(Element box entries)
◆ ◆ ◆
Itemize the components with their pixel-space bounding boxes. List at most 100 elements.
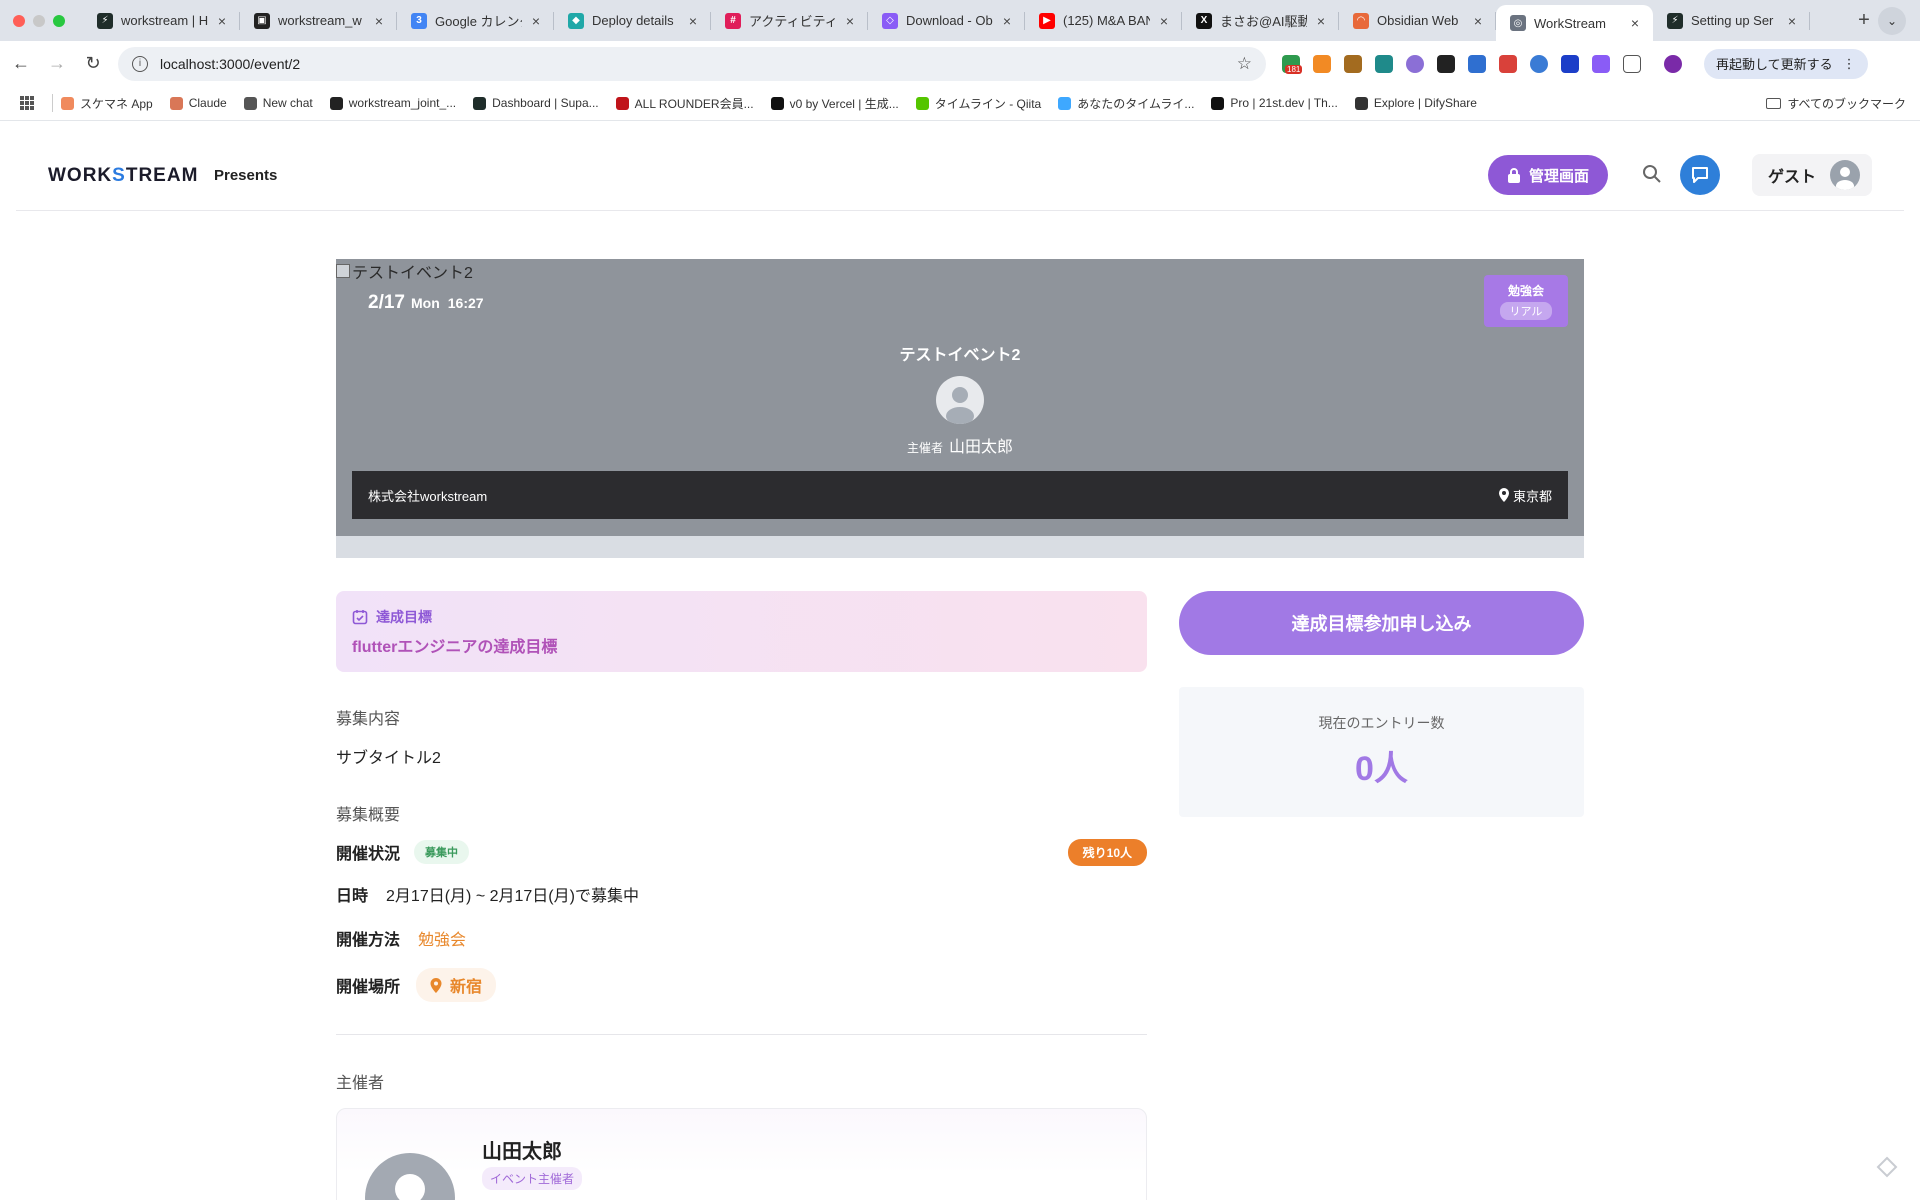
bookmark-list: スケマネ App Claude New chat workstream_joint_.…	[61, 95, 1494, 112]
browser-tab[interactable]: ◎ WorkStream ×	[1496, 5, 1653, 41]
bookmark-item[interactable]: v0 by Vercel | 生成...	[770, 95, 899, 112]
bookmark-item[interactable]: workstream_joint_...	[329, 96, 456, 110]
host-avatar	[936, 376, 984, 424]
tab-close-icon[interactable]: ×	[842, 13, 858, 29]
event-subtitle: サブタイトル2	[336, 750, 441, 767]
browser-tab[interactable]: # アクティビティ - ×	[711, 0, 868, 41]
extension-icon[interactable]	[1530, 54, 1548, 73]
tab-close-icon[interactable]: ×	[1627, 15, 1643, 31]
tab-close-icon[interactable]: ×	[999, 13, 1015, 29]
bookmark-item[interactable]: タイムライン - Qiita	[915, 95, 1041, 112]
browser-tab[interactable]: ◠ Obsidian Web ×	[1339, 0, 1496, 41]
forward-button[interactable]: →	[42, 49, 72, 79]
extension-icon[interactable]	[1592, 54, 1610, 73]
browser-tab[interactable]: X まさお@AI駆動 ×	[1182, 0, 1339, 41]
guest-menu-button[interactable]: ゲスト	[1752, 154, 1872, 196]
browser-tab[interactable]: ⚡ Setting up Ser ×	[1653, 0, 1810, 41]
site-info-icon[interactable]: i	[132, 55, 148, 72]
tab-favicon-icon: ◎	[1510, 15, 1526, 31]
bookmark-item[interactable]: Claude	[169, 96, 227, 110]
extension-icon[interactable]	[1499, 54, 1517, 73]
lock-icon	[1507, 168, 1520, 183]
browser-tab[interactable]: 3 Google カレンダ ×	[397, 0, 554, 41]
browser-tab[interactable]: ▣ workstream_w ×	[240, 0, 397, 41]
organizer-name: 山田太郎	[482, 1141, 562, 1163]
chat-button[interactable]	[1680, 155, 1720, 195]
tab-title: (125) M&A BAN	[1063, 13, 1150, 28]
bookmark-favicon-icon	[61, 96, 74, 110]
tab-close-icon[interactable]: ×	[371, 13, 387, 29]
bookmark-item[interactable]: Dashboard | Supa...	[473, 96, 599, 110]
more-menu-icon[interactable]: ⋮	[1843, 56, 1856, 72]
broken-image-icon	[336, 264, 350, 278]
relaunch-button[interactable]: 再起動して更新する ⋮	[1704, 48, 1868, 79]
bookmark-item[interactable]: New chat	[243, 96, 313, 110]
admin-button[interactable]: 管理画面	[1488, 155, 1608, 195]
place-badge: 新宿	[416, 968, 497, 1002]
browser-tab[interactable]: ▶ (125) M&A BAN ×	[1025, 0, 1182, 41]
bookmark-item[interactable]: Explore | DifyShare	[1354, 96, 1477, 110]
tab-title: Setting up Ser	[1691, 13, 1774, 28]
apps-grid-icon[interactable]	[20, 96, 34, 110]
tab-title: Obsidian Web	[1377, 13, 1459, 28]
goal-card: 達成目標 flutterエンジニアの達成目標	[336, 591, 1147, 672]
back-button[interactable]: ←	[6, 49, 36, 79]
zoom-window-button[interactable]	[53, 14, 65, 27]
tab-search-button[interactable]: ⌄	[1878, 6, 1906, 35]
tab-close-icon[interactable]: ×	[1313, 13, 1329, 29]
download-icon[interactable]	[1468, 54, 1486, 73]
tab-favicon-icon: #	[725, 12, 741, 29]
bookmark-item[interactable]: あなたのタイムライ...	[1058, 95, 1194, 112]
tab-strip: ⚡ workstream | H × ▣ workstream_w × 3 Google カレ…	[83, 0, 1844, 41]
bookmark-favicon-icon	[243, 96, 257, 110]
bookmark-item[interactable]: ALL ROUNDER会員...	[615, 95, 754, 112]
workstream-logo[interactable]: WORKSTREAM	[48, 165, 198, 187]
search-icon[interactable]	[1641, 163, 1663, 185]
tab-favicon-icon: ▣	[254, 12, 270, 29]
presents-link[interactable]: Presents	[214, 167, 277, 184]
browser-tab[interactable]: ◆ Deploy details ×	[554, 0, 711, 41]
close-window-button[interactable]	[13, 14, 25, 27]
tab-close-icon[interactable]: ×	[1156, 13, 1172, 29]
tab-close-icon[interactable]: ×	[1470, 13, 1486, 29]
metamask-icon[interactable]	[1313, 54, 1331, 73]
tab-close-icon[interactable]: ×	[685, 13, 701, 29]
profile-avatar[interactable]	[1664, 54, 1682, 73]
floating-helper-icon[interactable]	[1876, 1156, 1898, 1178]
hero-bottom-strip	[336, 536, 1584, 558]
extension-icon[interactable]	[1561, 54, 1579, 73]
all-bookmarks-button[interactable]: すべてのブックマーク	[1766, 95, 1906, 112]
tab-close-icon[interactable]: ×	[1784, 13, 1800, 29]
hero-host: 主催者 山田太郎	[906, 439, 1014, 456]
tab-close-icon[interactable]: ×	[528, 13, 544, 29]
browser-tab[interactable]: ◇ Download - Ob ×	[868, 0, 1025, 41]
company-bar: 株式会社workstream 東京都	[352, 471, 1568, 519]
bookmark-item[interactable]: Pro | 21st.dev | Th...	[1211, 96, 1338, 110]
extension-icon[interactable]	[1406, 54, 1424, 73]
bookmark-item[interactable]: スケマネ App	[61, 95, 153, 112]
tab-close-icon[interactable]: ×	[214, 13, 230, 29]
tab-title: アクティビティ -	[749, 14, 836, 29]
new-tab-button[interactable]: +	[1850, 9, 1878, 32]
tab-favicon-icon: 3	[411, 12, 427, 29]
reload-button[interactable]: ↻	[78, 49, 108, 79]
extension-icon[interactable]	[1375, 54, 1393, 73]
extension-icon[interactable]: 181	[1282, 54, 1303, 74]
bookmark-favicon-icon	[915, 96, 929, 110]
organizer-card[interactable]: 山田太郎 イベント主催者	[336, 1108, 1147, 1200]
extension-icon[interactable]	[1344, 54, 1362, 73]
url-text: localhost:3000/event/2	[160, 55, 301, 72]
tab-title: workstream | H	[121, 13, 208, 28]
bookmark-favicon-icon	[1354, 96, 1368, 110]
apply-goal-button[interactable]: 達成目標参加申し込み	[1179, 591, 1584, 655]
minimize-window-button[interactable]	[33, 14, 45, 27]
extension-icon[interactable]	[1437, 54, 1455, 73]
tab-title: まさお@AI駆動	[1220, 14, 1307, 29]
method-row: 開催方法 勉強会	[336, 932, 467, 949]
browser-tab[interactable]: ⚡ workstream | H ×	[83, 0, 240, 41]
place-row: 開催場所 新宿	[336, 968, 1147, 1002]
bookmark-star-icon[interactable]: ☆	[1237, 54, 1252, 74]
bookmark-favicon-icon	[770, 96, 784, 110]
address-bar[interactable]: i localhost:3000/event/2 ☆	[118, 46, 1266, 81]
extensions-puzzle-icon[interactable]	[1623, 54, 1641, 73]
◆ ◆ ◆
* _REQUEST_
Render every line of the entries above as a JSON list of strings, one string per line, with blank lines omitted. Leave the pictures out of the answer.

* _COMPLETED EXERCISE_
[
  "Itemize the components with their pixel-space bounding boxes. List at most 100 elements.",
  "bookmark-list: スケマネ App Claude New chat workstream_joint_.…\t[61, 95, 1494, 112]",
  "browser-tab[interactable]: ◎ WorkStream ×\t[1496, 5, 1653, 41]",
  "bookmark-item[interactable]: v0 by Vercel | 生成...\t[770, 95, 899, 112]",
  "bookmark-item[interactable]: workstream_joint_...\t[329, 96, 456, 110]",
  "host-avatar\t[936, 376, 984, 424]",
  "tab-close-icon[interactable]: ×\t[842, 13, 858, 29]",
  "event-subtitle: サブタイトル2\t[336, 750, 441, 767]",
  "browser-tab[interactable]: # アクティビティ - ×\t[711, 0, 868, 41]",
  "extension-icon[interactable]\t[1530, 54, 1548, 73]",
  "tab-close-icon[interactable]: ×\t[1627, 15, 1643, 31]",
  "tab-close-icon[interactable]: ×\t[999, 13, 1015, 29]",
  "bookmark-item[interactable]: タイムライン - Qiita\t[915, 95, 1041, 112]",
  "browser-tab[interactable]: ◠ Obsidian Web ×\t[1339, 0, 1496, 41]",
  "forward-button[interactable]: →\t[42, 49, 72, 79]",
  "extension-icon[interactable]\t[1592, 54, 1610, 73]",
  "browser-tab[interactable]: X まさお@AI駆動 ×\t[1182, 0, 1339, 41]",
  "guest-menu-button[interactable]: ゲスト\t[1752, 154, 1872, 196]",
  "browser-tab[interactable]: ⚡ Setting up Ser ×\t[1653, 0, 1810, 41]",
  "site-info-icon[interactable]: i\t[132, 55, 148, 72]",
  "tab-favicon-icon: ◎\t[1510, 15, 1526, 31]",
  "bookmark-item[interactable]: Claude\t[169, 96, 227, 110]",
  "extension-icon[interactable]\t[1499, 54, 1517, 73]",
  "lock-icon\t[1507, 168, 1520, 183]",
  "browser-tab[interactable]: 3 Google カレンダ ×\t[397, 0, 554, 41]",
  "browser-tab[interactable]: ▣ workstream_w ×\t[240, 0, 397, 41]",
  "organizer-name: 山田太郎\t[482, 1141, 562, 1163]",
  "chat-button[interactable]\t[1680, 155, 1720, 195]",
  "tab-title: (125) M&A BAN\t[1063, 13, 1150, 28]",
  "bookmark-favicon-icon\t[61, 96, 74, 110]",
  "tab-close-icon[interactable]: ×\t[371, 13, 387, 29]",
  "bookmark-item[interactable]: Dashboard | Supa...\t[473, 96, 599, 110]",
  "more-menu-icon[interactable]: ⋮\t[1843, 56, 1856, 72]",
  "broken-image-icon\t[336, 264, 350, 278]",
  "relaunch-button[interactable]: 再起動して更新する ⋮\t[1704, 48, 1868, 79]",
  "bookmark-item[interactable]: New chat\t[243, 96, 313, 110]",
  "admin-button[interactable]: 管理画面\t[1488, 155, 1608, 195]",
  "place-badge: 新宿\t[416, 968, 497, 1002]",
  "browser-tab[interactable]: ▶ (125) M&A BAN ×\t[1025, 0, 1182, 41]",
  "bookmark-item[interactable]: Explore | DifyShare\t[1354, 96, 1477, 110]",
  "tab-title: Setting up Ser\t[1691, 13, 1774, 28]",
  "apps-grid-icon[interactable]\t[20, 96, 34, 110]",
  "tab-title: Obsidian Web\t[1377, 13, 1459, 28]",
  "goal-card: 達成目標 flutterエンジニアの達成目標\t[336, 591, 1147, 672]",
  "back-button[interactable]: ←\t[6, 49, 36, 79]",
  "zoom-window-button[interactable]\t[53, 14, 65, 27]",
  "tab-search-button[interactable]: ⌄\t[1878, 6, 1906, 35]",
  "tab-close-icon[interactable]: ×\t[1313, 13, 1329, 29]",
  "download-icon[interactable]\t[1468, 54, 1486, 73]",
  "tab-favicon-icon: #\t[725, 12, 741, 29]",
  "bookmark-item[interactable]: あなたのタイムライ...\t[1058, 95, 1194, 112]",
  "tab-strip: ⚡ workstream | H × ▣ workstream_w × 3 Google カレ…\t[83, 0, 1844, 41]",
  "bookmark-favicon-icon\t[243, 96, 257, 110]",
  "bookmark-item[interactable]: ALL ROUNDER会員...\t[615, 95, 754, 112]",
  "workstream-logo[interactable]: WORKSTREAM\t[48, 165, 198, 187]",
  "search-icon[interactable]\t[1641, 163, 1663, 185]",
  "tab-favicon-icon: ▣\t[254, 12, 270, 29]",
  "presents-link[interactable]: Presents\t[214, 167, 277, 184]",
  "browser-tab[interactable]: ◆ Deploy details ×\t[554, 0, 711, 41]",
  "close-window-button[interactable]\t[13, 14, 25, 27]",
  "tab-close-icon[interactable]: ×\t[1156, 13, 1172, 29]",
  "tab-close-icon[interactable]: ×\t[1470, 13, 1486, 29]",
  "metamask-icon[interactable]\t[1313, 54, 1331, 73]",
  "tab-close-icon[interactable]: ×\t[685, 13, 701, 29]",
  "profile-avatar[interactable]\t[1664, 54, 1682, 73]",
  "floating-helper-icon[interactable]\t[1876, 1156, 1898, 1178]",
  "hero-bottom-strip\t[336, 536, 1584, 558]",
  "extension-icon[interactable]\t[1561, 54, 1579, 73]",
  "all-bookmarks-button[interactable]: すべてのブックマーク\t[1766, 95, 1906, 112]",
  "tab-close-icon[interactable]: ×\t[1784, 13, 1800, 29]",
  "hero-host: 主催者 山田太郎\t[906, 439, 1014, 456]",
  "tab-close-icon[interactable]: ×\t[528, 13, 544, 29]",
  "browser-tab[interactable]: ◇ Download - Ob ×\t[868, 0, 1025, 41]",
  "company-bar: 株式会社workstream 東京都\t[352, 471, 1568, 519]",
  "bookmark-item[interactable]: Pro | 21st.dev | Th...\t[1211, 96, 1338, 110]",
  "extension-icon[interactable]\t[1406, 54, 1424, 73]",
  "bookmark-item[interactable]: スケマネ App\t[61, 95, 153, 112]",
  "tab-close-icon[interactable]: ×\t[214, 13, 230, 29]",
  "tab-title: アクティビティ -\t[749, 14, 836, 29]",
  "new-tab-button[interactable]: +\t[1850, 9, 1878, 32]",
  "tab-favicon-icon: 3\t[411, 12, 427, 29]",
  "reload-button[interactable]: ↻\t[78, 49, 108, 79]",
  "extension-icon[interactable]\t[1375, 54, 1393, 73]",
  "extension-icon[interactable]: 181\t[1282, 54, 1303, 74]",
  "bookmark-favicon-icon\t[915, 96, 929, 110]",
  "organizer-card[interactable]: 山田太郎 イベント主催者\t[336, 1108, 1147, 1200]",
  "extension-icon[interactable]\t[1344, 54, 1362, 73]",
  "url-text: localhost:3000/event/2\t[160, 55, 301, 72]",
  "tab-title: workstream | H\t[121, 13, 208, 28]",
  "bookmark-favicon-icon\t[1354, 96, 1368, 110]",
  "apply-goal-button[interactable]: 達成目標参加申し込み\t[1179, 591, 1584, 655]",
  "minimize-window-button[interactable]\t[33, 14, 45, 27]",
  "extension-icon[interactable]\t[1437, 54, 1455, 73]",
  "tab-title: まさお@AI駆動\t[1220, 14, 1307, 29]",
  "method-row: 開催方法 勉強会\t[336, 932, 467, 949]",
  "browser-tab[interactable]: ⚡ workstream | H ×\t[83, 0, 240, 41]",
  "place-row: 開催場所 新宿\t[336, 968, 1147, 1002]",
  "bookmark-star-icon[interactable]: ☆\t[1237, 54, 1252, 74]",
  "bookmark-favicon-icon\t[770, 96, 784, 110]",
  "address-bar[interactable]: i localhost:3000/event/2 ☆\t[118, 46, 1266, 81]",
  "extensions-puzzle-icon[interactable]\t[1623, 54, 1641, 73]"
]